(Stored data entries)
....................

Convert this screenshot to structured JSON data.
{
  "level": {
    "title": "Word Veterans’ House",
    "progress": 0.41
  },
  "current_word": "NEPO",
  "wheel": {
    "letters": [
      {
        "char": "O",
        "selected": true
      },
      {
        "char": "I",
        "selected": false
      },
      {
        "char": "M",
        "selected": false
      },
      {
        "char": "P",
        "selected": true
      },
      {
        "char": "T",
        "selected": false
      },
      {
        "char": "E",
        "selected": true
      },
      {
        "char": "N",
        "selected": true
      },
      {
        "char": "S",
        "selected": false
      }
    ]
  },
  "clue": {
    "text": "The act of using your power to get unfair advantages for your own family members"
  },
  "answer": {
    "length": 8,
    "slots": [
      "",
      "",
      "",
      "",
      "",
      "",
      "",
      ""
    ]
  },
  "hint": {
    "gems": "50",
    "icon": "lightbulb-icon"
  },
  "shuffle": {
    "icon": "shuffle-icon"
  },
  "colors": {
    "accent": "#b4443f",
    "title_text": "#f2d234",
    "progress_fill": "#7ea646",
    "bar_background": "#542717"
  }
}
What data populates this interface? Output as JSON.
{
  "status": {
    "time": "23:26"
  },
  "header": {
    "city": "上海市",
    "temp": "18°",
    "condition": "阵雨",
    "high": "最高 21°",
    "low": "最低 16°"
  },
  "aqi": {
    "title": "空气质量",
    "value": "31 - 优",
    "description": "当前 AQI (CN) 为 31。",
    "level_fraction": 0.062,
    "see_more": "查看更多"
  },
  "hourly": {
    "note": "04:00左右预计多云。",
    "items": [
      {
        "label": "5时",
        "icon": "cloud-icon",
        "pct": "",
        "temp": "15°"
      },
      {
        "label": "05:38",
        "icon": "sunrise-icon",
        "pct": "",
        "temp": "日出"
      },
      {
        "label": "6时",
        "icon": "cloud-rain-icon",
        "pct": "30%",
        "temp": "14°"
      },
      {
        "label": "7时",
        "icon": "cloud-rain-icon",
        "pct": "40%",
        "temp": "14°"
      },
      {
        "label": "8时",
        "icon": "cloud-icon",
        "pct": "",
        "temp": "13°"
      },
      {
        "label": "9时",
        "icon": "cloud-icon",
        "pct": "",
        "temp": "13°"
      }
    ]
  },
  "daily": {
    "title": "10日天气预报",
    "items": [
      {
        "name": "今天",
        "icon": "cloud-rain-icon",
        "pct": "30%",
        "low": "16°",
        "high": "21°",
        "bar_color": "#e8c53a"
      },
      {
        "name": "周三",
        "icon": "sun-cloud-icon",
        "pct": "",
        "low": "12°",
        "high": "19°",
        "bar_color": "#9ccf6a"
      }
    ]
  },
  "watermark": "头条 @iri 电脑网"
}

....................

Only a number is wanted: how many lines contain "this"?

2